= WHAT TO PRODUCE =
Find every line in the records below that holds the word "while" and copy it.

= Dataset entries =
════════════════════

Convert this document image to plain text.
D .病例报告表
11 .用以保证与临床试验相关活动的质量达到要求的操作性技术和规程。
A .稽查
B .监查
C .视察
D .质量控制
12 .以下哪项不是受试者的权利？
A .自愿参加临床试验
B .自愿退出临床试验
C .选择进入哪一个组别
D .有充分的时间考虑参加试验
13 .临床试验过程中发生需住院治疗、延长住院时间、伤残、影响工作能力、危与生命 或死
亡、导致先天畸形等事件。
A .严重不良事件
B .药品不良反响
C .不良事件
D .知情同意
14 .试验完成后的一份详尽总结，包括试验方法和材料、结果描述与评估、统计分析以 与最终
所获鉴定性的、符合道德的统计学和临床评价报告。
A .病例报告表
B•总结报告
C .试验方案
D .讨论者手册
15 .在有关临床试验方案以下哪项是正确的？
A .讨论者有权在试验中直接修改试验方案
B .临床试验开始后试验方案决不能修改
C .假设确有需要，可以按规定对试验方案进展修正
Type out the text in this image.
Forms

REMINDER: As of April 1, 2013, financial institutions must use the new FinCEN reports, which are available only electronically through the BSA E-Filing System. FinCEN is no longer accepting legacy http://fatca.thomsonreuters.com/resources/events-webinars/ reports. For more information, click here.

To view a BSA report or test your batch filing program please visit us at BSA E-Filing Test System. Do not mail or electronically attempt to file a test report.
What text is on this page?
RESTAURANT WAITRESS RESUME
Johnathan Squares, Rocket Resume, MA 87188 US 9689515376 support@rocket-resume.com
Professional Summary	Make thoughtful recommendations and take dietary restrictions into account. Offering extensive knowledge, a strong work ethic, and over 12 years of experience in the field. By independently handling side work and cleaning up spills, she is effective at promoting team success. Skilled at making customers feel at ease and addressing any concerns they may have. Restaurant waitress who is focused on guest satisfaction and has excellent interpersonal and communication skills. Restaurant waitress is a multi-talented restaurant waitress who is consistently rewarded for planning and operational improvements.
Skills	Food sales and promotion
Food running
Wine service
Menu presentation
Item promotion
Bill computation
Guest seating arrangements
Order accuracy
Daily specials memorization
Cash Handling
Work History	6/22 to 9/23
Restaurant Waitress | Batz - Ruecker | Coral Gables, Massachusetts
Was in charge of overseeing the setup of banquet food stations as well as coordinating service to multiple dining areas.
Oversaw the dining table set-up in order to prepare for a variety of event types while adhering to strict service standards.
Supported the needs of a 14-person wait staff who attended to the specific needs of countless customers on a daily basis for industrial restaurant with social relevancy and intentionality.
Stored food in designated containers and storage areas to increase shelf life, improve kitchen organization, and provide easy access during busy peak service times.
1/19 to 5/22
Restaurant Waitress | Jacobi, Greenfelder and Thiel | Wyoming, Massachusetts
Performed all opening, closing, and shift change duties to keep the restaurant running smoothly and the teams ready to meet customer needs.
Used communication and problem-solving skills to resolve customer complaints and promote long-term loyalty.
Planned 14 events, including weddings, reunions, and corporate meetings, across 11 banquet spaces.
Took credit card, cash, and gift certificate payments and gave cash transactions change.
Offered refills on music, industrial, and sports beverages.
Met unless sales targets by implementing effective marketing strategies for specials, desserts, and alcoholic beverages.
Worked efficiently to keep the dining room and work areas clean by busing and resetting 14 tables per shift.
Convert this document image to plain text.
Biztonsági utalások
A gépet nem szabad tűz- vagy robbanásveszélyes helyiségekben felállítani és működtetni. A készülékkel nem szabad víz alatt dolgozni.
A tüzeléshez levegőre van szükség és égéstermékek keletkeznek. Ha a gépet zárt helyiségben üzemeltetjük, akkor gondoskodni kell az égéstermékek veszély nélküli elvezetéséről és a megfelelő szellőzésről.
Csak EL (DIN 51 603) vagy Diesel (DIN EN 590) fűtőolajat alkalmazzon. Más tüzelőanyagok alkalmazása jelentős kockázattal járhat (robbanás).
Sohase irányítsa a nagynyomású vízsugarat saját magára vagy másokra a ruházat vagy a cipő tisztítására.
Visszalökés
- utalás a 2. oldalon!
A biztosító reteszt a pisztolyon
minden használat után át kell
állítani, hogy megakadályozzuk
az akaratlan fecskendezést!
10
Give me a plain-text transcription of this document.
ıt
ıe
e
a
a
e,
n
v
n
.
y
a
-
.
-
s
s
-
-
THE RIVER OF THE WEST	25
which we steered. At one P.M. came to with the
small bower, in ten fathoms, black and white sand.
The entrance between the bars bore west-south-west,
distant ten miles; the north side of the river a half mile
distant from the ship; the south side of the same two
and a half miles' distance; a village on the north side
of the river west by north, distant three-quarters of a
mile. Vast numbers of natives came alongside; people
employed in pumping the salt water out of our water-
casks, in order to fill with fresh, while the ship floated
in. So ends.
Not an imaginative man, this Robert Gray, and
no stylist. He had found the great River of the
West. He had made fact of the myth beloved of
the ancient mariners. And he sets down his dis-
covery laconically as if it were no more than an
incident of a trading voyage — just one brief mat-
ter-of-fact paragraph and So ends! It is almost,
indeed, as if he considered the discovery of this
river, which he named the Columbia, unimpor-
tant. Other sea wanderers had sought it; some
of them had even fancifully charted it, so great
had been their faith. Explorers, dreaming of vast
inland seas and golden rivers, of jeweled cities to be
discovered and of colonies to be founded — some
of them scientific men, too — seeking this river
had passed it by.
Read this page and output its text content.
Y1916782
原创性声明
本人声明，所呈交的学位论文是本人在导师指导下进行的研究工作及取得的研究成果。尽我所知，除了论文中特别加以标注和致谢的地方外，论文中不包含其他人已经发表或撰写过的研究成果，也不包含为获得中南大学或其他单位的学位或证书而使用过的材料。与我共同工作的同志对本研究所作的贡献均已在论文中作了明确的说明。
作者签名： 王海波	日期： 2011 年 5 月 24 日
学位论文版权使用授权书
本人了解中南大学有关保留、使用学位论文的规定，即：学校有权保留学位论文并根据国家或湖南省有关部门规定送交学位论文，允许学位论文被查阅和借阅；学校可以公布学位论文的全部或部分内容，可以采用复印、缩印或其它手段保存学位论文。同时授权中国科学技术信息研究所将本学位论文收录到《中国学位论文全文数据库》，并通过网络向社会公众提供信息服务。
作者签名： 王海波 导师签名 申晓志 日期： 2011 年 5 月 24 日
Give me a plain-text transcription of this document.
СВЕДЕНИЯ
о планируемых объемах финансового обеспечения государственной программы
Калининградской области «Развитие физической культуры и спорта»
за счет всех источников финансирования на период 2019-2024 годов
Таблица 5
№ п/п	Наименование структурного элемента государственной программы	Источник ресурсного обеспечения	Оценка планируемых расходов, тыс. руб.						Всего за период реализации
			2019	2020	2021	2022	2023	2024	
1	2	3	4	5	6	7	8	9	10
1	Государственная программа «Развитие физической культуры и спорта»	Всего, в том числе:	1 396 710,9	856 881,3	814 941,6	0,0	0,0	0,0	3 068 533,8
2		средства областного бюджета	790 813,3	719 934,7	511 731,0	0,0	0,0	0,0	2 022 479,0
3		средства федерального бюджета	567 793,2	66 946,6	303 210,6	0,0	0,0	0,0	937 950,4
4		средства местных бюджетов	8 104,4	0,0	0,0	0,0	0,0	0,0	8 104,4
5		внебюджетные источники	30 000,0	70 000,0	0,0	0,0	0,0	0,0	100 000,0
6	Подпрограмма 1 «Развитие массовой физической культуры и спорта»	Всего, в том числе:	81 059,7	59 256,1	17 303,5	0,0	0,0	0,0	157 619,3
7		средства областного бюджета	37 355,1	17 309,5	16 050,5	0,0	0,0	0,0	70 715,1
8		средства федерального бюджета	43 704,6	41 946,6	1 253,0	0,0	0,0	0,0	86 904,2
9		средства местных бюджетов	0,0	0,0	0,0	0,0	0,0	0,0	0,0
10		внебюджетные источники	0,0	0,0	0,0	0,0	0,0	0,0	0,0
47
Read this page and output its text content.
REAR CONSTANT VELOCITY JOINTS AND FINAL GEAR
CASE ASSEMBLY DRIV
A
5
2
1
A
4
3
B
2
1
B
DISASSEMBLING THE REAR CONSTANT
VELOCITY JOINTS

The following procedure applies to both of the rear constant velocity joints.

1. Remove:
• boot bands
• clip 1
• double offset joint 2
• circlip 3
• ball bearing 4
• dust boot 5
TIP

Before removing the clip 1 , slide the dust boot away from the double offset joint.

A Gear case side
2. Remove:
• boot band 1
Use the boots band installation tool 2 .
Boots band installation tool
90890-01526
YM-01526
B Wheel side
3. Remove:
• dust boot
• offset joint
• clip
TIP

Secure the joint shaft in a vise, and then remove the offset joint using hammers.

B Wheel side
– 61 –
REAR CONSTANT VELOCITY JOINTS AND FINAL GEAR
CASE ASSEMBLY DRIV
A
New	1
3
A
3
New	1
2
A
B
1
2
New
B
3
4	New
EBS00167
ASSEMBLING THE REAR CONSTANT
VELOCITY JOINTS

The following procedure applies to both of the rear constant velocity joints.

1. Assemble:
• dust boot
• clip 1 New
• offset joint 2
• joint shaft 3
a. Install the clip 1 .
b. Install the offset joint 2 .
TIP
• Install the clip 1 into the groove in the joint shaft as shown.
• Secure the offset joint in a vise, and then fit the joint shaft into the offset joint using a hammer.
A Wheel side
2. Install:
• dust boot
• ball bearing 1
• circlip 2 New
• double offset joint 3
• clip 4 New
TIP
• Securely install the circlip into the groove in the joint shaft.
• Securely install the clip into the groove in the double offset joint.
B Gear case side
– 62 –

════════════════════

= WRITTEN SOLUTION =
Oversaw the dining table set-up in order to prepare for a variety of event types while adhering to strict service standards.
casks, in order to fill with fresh, while the ship floated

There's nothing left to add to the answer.